Recorded data:
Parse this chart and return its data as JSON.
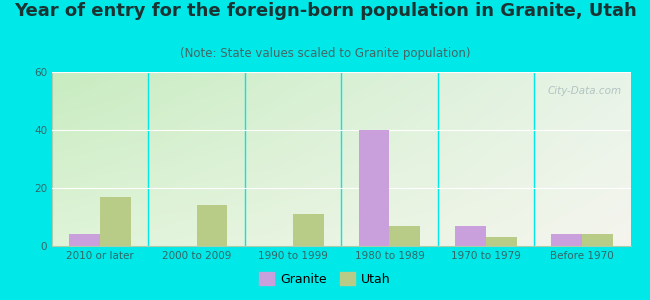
{
  "title": "Year of entry for the foreign-born population in Granite, Utah",
  "subtitle": "(Note: State values scaled to Granite population)",
  "categories": [
    "2010 or later",
    "2000 to 2009",
    "1990 to 1999",
    "1980 to 1989",
    "1970 to 1979",
    "Before 1970"
  ],
  "granite_values": [
    4,
    0,
    0,
    40,
    7,
    4
  ],
  "utah_values": [
    17,
    14,
    11,
    7,
    3,
    4
  ],
  "granite_color": "#c9a0dc",
  "utah_color": "#b8cc88",
  "background_outer": "#00e8e8",
  "ylim": [
    0,
    60
  ],
  "yticks": [
    0,
    20,
    40,
    60
  ],
  "bar_width": 0.32,
  "legend_labels": [
    "Granite",
    "Utah"
  ],
  "title_fontsize": 13,
  "subtitle_fontsize": 8.5,
  "tick_fontsize": 7.5,
  "legend_fontsize": 9,
  "grad_top_left": "#c8ecc0",
  "grad_top_right": "#e8f4e8",
  "grad_bot_left": "#dff4d8",
  "grad_bot_right": "#f5f5ee"
}
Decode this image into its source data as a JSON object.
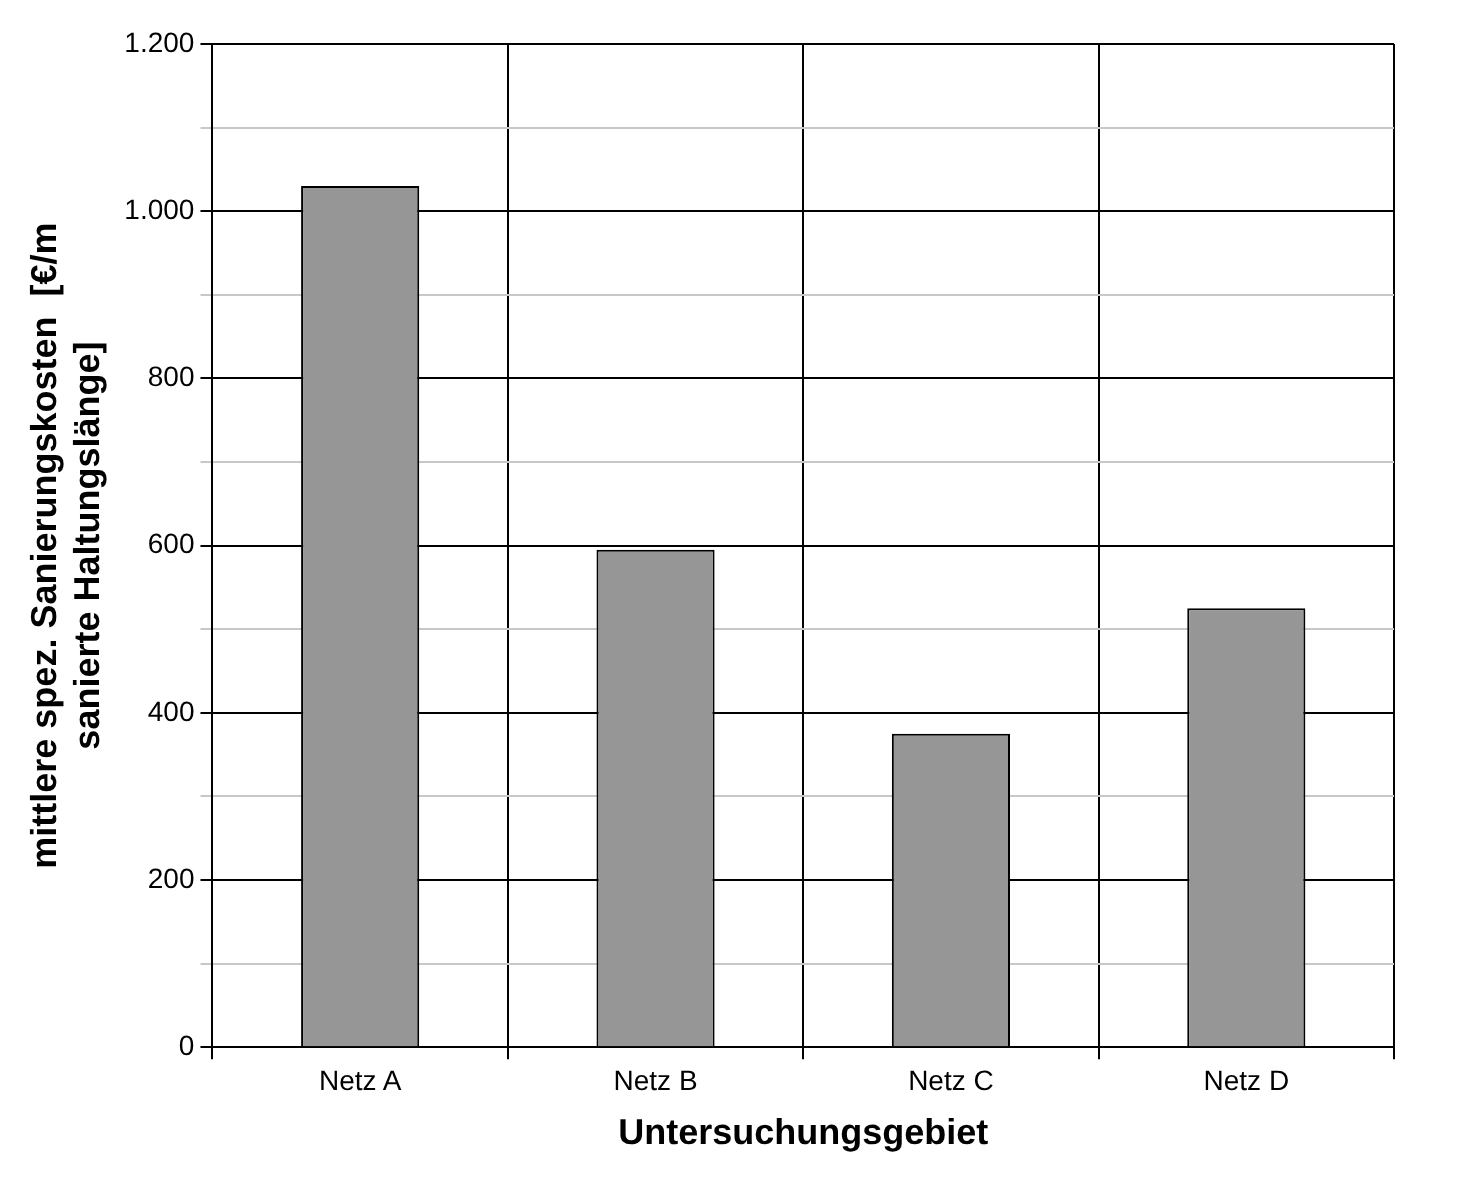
{
  "chart_data": {
    "type": "bar",
    "xlabel": "Untersuchungsgebiet",
    "ylabel": "mittlere spez. Sanierungskosten  [€/m\nsanierte Haltungslänge]",
    "categories": [
      "Netz A",
      "Netz B",
      "Netz C",
      "Netz D"
    ],
    "values": [
      1030,
      595,
      375,
      525
    ],
    "color": "#969696",
    "ylim": [
      0,
      1200
    ],
    "yticks": [
      0,
      {
        "value": 100,
        "label": null
      },
      {
        "value": 200,
        "label": "200"
      },
      {
        "value": 300,
        "label": null
      },
      {
        "value": 400,
        "label": "400"
      },
      {
        "value": 500,
        "label": null
      },
      {
        "value": 600,
        "label": "600"
      },
      {
        "value": 700,
        "label": null
      },
      {
        "value": 800,
        "label": "800"
      },
      {
        "value": 900,
        "label": null
      },
      {
        "value": 1000,
        "label": "1.000"
      },
      {
        "value": 1100,
        "label": null
      },
      {
        "value": 1200,
        "label": "1.200"
      }
    ],
    "grid": true,
    "legend": false
  }
}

INSTRUCTIONS TO FOLLOW: Make an exact reproduction of the listing above, without any pictures.

RESULT OF THIS EXERCISE:
Parse this chart and return its data as JSON.
{
  "title": "Year of entry for the foreign-born population in Granite, Utah",
  "subtitle": "(Note: State values scaled to Granite population)",
  "categories": [
    "2010 or later",
    "2000 to 2009",
    "1990 to 1999",
    "1980 to 1989",
    "1970 to 1979",
    "Before 1970"
  ],
  "granite_values": [
    4,
    0,
    0,
    40,
    7,
    4
  ],
  "utah_values": [
    17,
    14,
    11,
    7,
    3,
    4
  ],
  "granite_color": "#c9a0dc",
  "utah_color": "#b8cc88",
  "background_outer": "#00e8e8",
  "ylim": [
    0,
    60
  ],
  "yticks": [
    0,
    20,
    40,
    60
  ],
  "bar_width": 0.32,
  "legend_labels": [
    "Granite",
    "Utah"
  ],
  "title_fontsize": 13,
  "subtitle_fontsize": 8.5,
  "tick_fontsize": 7.5,
  "legend_fontsize": 9,
  "grad_top_left": "#c8ecc0",
  "grad_top_right": "#e8f4e8",
  "grad_bot_left": "#dff4d8",
  "grad_bot_right": "#f5f5ee"
}
Decode this image into its source data as a JSON object.
{
  "chart_data": {
    "type": "bar",
    "xlabel": "Untersuchungsgebiet",
    "ylabel": "mittlere spez. Sanierungskosten  [€/m\nsanierte Haltungslänge]",
    "categories": [
      "Netz A",
      "Netz B",
      "Netz C",
      "Netz D"
    ],
    "values": [
      1030,
      595,
      375,
      525
    ],
    "color": "#969696",
    "ylim": [
      0,
      1200
    ],
    "yticks": [
      0,
      {
        "value": 100,
        "label": null
      },
      {
        "value": 200,
        "label": "200"
      },
      {
        "value": 300,
        "label": null
      },
      {
        "value": 400,
        "label": "400"
      },
      {
        "value": 500,
        "label": null
      },
      {
        "value": 600,
        "label": "600"
      },
      {
        "value": 700,
        "label": null
      },
      {
        "value": 800,
        "label": "800"
      },
      {
        "value": 900,
        "label": null
      },
      {
        "value": 1000,
        "label": "1.000"
      },
      {
        "value": 1100,
        "label": null
      },
      {
        "value": 1200,
        "label": "1.200"
      }
    ],
    "grid": true,
    "legend": false
  }
}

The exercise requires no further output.